(PROBLEM REQUIREMENTS)
Give the number of lines containing "worden" in this listing, with no other words.

(DATA LISTING)

· · · · ·

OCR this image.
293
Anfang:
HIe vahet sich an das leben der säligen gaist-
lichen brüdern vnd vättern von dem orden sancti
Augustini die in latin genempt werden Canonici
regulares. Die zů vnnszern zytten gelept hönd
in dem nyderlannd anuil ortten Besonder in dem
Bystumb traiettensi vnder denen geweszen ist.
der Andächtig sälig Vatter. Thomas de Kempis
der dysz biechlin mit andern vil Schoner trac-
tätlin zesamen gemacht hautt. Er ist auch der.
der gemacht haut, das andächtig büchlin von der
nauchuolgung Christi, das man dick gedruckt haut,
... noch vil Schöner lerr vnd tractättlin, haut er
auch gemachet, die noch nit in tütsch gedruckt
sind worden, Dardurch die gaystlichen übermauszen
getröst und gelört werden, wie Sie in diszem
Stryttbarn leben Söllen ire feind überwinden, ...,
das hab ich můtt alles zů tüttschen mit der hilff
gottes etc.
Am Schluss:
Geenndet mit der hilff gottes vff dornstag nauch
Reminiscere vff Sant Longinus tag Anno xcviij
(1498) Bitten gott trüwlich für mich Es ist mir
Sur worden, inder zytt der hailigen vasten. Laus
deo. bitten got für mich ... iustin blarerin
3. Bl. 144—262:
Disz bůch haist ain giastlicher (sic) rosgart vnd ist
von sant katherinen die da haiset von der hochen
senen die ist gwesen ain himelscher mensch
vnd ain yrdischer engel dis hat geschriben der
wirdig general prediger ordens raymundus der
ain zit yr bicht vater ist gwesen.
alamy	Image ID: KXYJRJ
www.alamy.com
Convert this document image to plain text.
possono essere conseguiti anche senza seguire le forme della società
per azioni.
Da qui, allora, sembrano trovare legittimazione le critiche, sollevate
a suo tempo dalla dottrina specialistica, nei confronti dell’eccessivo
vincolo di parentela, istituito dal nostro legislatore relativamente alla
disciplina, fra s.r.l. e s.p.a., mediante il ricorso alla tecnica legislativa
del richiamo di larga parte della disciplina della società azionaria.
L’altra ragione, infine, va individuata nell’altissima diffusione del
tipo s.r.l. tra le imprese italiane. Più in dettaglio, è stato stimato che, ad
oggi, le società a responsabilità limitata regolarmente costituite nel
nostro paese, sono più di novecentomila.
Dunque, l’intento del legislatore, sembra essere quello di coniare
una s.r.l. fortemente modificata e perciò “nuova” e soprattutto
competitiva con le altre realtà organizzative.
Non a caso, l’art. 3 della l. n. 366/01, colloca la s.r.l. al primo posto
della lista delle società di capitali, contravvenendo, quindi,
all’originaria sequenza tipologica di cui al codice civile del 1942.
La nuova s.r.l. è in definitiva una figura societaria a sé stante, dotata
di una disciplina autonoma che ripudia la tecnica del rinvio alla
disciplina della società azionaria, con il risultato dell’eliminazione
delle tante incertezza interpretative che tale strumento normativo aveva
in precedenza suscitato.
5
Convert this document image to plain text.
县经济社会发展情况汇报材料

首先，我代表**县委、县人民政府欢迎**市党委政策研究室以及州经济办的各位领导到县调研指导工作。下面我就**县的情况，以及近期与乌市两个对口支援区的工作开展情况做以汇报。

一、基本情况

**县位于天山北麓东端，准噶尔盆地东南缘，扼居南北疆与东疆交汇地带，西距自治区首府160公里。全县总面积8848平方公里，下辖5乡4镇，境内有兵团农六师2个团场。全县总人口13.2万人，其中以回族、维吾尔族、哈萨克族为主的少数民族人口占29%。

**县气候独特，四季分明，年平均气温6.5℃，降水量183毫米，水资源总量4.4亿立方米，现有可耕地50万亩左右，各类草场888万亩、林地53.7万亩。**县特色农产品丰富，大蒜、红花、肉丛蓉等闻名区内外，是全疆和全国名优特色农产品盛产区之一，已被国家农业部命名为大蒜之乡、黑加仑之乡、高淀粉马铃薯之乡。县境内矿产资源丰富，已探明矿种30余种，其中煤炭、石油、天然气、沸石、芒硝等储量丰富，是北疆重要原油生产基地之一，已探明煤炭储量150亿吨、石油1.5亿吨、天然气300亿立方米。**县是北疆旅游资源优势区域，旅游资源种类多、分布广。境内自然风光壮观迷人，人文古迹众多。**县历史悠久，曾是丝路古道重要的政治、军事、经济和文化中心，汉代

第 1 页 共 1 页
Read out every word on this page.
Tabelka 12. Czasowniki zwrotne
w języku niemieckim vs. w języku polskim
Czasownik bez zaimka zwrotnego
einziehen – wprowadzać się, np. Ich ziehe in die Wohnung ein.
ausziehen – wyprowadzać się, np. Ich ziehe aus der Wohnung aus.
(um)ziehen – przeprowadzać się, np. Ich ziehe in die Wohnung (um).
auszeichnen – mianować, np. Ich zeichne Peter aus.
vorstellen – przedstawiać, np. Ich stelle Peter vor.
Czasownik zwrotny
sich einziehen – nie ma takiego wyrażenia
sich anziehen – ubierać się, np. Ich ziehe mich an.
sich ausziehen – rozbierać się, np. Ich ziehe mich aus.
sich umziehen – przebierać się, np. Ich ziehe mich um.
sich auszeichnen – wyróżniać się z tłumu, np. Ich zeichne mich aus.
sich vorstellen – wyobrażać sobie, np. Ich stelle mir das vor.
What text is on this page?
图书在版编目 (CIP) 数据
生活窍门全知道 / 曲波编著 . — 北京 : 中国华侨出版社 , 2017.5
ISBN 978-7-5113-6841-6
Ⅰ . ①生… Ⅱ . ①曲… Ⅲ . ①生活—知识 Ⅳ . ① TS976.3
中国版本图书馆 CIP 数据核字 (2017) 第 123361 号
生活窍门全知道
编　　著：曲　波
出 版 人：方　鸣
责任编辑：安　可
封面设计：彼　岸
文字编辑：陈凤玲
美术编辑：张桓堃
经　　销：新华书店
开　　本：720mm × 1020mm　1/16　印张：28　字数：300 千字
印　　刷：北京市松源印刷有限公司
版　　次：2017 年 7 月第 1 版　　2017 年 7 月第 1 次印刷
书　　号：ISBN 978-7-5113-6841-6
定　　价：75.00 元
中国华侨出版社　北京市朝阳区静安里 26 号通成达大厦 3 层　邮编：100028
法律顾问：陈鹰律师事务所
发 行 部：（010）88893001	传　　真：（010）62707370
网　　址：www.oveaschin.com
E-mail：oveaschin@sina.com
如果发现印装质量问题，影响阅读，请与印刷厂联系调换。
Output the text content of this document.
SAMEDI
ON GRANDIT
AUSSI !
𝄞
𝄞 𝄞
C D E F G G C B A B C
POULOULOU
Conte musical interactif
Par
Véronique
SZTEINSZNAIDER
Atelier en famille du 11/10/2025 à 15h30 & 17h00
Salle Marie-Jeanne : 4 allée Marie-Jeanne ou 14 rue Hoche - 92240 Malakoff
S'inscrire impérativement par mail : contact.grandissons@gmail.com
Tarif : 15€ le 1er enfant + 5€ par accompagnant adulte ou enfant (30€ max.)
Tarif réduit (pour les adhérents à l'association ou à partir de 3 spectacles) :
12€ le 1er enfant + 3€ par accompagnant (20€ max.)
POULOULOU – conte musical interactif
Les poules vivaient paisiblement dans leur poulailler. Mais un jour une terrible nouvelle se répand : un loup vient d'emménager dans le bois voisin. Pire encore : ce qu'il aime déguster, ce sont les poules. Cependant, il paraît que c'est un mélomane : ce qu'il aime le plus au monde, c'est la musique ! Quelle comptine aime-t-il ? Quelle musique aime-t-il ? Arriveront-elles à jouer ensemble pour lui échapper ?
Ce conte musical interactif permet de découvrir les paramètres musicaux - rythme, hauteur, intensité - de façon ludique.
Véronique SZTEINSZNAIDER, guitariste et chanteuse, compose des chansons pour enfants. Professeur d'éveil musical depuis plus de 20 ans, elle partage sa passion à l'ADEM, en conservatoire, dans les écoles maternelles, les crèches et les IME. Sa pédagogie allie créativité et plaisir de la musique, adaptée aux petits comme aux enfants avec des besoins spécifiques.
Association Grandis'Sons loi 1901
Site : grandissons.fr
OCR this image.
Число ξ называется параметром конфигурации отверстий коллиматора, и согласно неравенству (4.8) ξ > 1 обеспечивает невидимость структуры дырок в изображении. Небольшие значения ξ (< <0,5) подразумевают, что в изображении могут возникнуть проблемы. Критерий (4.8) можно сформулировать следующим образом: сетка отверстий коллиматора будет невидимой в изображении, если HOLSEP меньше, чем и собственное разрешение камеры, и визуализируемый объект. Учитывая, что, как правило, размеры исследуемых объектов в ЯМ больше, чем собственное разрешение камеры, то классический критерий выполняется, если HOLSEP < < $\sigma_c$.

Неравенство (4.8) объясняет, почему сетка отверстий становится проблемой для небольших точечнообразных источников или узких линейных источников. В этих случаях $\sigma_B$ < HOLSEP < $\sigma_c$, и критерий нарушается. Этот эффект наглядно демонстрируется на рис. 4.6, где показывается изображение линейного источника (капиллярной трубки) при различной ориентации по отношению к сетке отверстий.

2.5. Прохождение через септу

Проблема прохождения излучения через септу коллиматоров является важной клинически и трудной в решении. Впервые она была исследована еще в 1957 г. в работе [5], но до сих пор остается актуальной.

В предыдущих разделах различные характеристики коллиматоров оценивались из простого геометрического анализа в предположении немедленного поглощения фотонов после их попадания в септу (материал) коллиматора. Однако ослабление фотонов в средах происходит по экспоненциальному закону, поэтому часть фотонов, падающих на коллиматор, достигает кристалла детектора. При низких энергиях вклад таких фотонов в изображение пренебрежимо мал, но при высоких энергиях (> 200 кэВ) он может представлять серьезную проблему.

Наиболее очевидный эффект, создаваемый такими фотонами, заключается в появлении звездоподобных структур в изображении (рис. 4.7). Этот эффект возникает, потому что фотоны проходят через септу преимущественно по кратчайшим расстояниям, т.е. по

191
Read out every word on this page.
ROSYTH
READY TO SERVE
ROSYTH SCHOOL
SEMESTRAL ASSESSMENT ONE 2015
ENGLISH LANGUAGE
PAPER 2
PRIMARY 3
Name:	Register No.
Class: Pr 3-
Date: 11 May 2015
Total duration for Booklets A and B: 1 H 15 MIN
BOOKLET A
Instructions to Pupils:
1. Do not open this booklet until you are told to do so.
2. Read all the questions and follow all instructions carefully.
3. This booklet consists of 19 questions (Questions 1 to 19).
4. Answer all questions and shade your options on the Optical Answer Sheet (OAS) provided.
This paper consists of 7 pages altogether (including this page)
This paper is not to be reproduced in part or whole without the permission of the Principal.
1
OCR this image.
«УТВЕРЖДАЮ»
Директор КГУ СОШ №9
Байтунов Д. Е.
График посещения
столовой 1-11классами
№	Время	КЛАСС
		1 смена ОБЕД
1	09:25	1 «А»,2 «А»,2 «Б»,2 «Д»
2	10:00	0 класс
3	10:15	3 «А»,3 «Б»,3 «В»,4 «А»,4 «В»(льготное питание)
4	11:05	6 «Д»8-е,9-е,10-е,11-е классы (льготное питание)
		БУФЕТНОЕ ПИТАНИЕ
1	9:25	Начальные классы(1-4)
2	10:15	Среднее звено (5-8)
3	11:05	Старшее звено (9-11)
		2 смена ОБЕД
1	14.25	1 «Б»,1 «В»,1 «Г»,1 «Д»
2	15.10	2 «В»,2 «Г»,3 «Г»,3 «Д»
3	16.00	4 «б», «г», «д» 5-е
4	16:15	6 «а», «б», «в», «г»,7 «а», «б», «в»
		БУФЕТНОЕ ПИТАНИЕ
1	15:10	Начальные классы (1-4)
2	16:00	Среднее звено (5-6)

· · · · ·

(TASK OUTPUT)
2